→ **Required task**
Reproduce the listing exactly and skip over any pictures.

→ **Data in this exercise**

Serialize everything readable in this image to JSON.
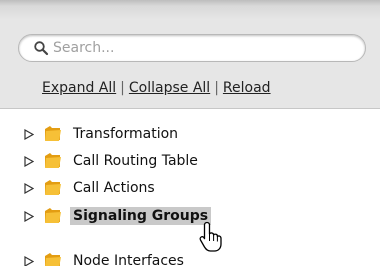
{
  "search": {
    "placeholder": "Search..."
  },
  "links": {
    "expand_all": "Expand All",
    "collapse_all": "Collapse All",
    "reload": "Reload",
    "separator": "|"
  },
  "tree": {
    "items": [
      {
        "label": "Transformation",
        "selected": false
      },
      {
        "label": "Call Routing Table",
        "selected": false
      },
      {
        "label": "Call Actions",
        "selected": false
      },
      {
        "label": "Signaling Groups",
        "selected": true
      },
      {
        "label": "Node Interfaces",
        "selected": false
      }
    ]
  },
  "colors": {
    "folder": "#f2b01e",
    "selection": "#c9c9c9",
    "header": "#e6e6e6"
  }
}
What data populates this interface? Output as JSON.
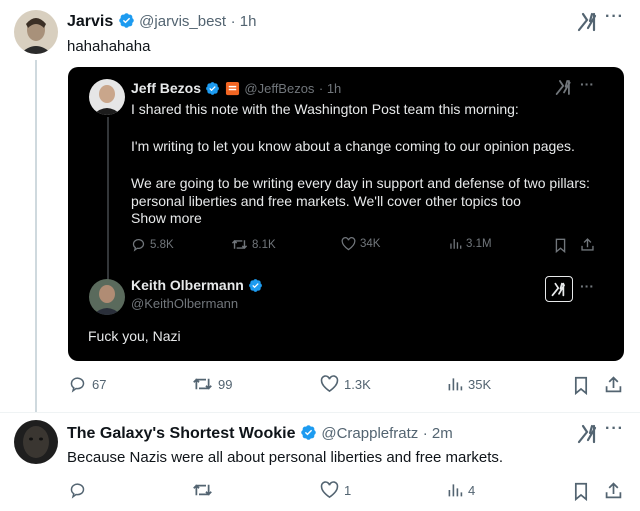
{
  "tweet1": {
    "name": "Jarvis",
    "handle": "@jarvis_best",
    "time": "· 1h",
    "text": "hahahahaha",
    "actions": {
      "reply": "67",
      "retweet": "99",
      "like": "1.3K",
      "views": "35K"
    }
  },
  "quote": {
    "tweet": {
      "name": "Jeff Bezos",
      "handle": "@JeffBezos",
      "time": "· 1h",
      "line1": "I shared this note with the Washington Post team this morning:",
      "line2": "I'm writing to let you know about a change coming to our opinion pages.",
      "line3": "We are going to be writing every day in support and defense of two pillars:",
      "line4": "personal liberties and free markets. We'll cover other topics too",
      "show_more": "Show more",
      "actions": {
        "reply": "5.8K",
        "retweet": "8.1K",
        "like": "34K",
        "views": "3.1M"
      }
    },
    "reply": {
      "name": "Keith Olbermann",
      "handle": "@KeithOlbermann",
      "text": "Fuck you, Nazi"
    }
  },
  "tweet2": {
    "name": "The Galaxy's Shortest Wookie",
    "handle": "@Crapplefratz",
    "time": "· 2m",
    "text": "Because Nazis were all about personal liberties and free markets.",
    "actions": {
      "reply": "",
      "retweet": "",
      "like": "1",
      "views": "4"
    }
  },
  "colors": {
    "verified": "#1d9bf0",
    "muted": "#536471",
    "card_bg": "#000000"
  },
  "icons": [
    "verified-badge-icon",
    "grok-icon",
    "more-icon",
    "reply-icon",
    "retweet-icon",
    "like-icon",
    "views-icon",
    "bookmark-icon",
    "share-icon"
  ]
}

→ **Solution below**
Serialize everything readable in this image to JSON.
{
  "search": {
    "placeholder": "Search..."
  },
  "links": {
    "expand_all": "Expand All",
    "collapse_all": "Collapse All",
    "reload": "Reload",
    "separator": "|"
  },
  "tree": {
    "items": [
      {
        "label": "Transformation",
        "selected": false
      },
      {
        "label": "Call Routing Table",
        "selected": false
      },
      {
        "label": "Call Actions",
        "selected": false
      },
      {
        "label": "Signaling Groups",
        "selected": true
      },
      {
        "label": "Node Interfaces",
        "selected": false
      }
    ]
  },
  "colors": {
    "folder": "#f2b01e",
    "selection": "#c9c9c9",
    "header": "#e6e6e6"
  }
}
What data populates this interface? Output as JSON.
{
  "tweet1": {
    "name": "Jarvis",
    "handle": "@jarvis_best",
    "time": "· 1h",
    "text": "hahahahaha",
    "actions": {
      "reply": "67",
      "retweet": "99",
      "like": "1.3K",
      "views": "35K"
    }
  },
  "quote": {
    "tweet": {
      "name": "Jeff Bezos",
      "handle": "@JeffBezos",
      "time": "· 1h",
      "line1": "I shared this note with the Washington Post team this morning:",
      "line2": "I'm writing to let you know about a change coming to our opinion pages.",
      "line3": "We are going to be writing every day in support and defense of two pillars:",
      "line4": "personal liberties and free markets. We'll cover other topics too",
      "show_more": "Show more",
      "actions": {
        "reply": "5.8K",
        "retweet": "8.1K",
        "like": "34K",
        "views": "3.1M"
      }
    },
    "reply": {
      "name": "Keith Olbermann",
      "handle": "@KeithOlbermann",
      "text": "Fuck you, Nazi"
    }
  },
  "tweet2": {
    "name": "The Galaxy's Shortest Wookie",
    "handle": "@Crapplefratz",
    "time": "· 2m",
    "text": "Because Nazis were all about personal liberties and free markets.",
    "actions": {
      "reply": "",
      "retweet": "",
      "like": "1",
      "views": "4"
    }
  },
  "colors": {
    "verified": "#1d9bf0",
    "muted": "#536471",
    "card_bg": "#000000"
  },
  "icons": [
    "verified-badge-icon",
    "grok-icon",
    "more-icon",
    "reply-icon",
    "retweet-icon",
    "like-icon",
    "views-icon",
    "bookmark-icon",
    "share-icon"
  ]
}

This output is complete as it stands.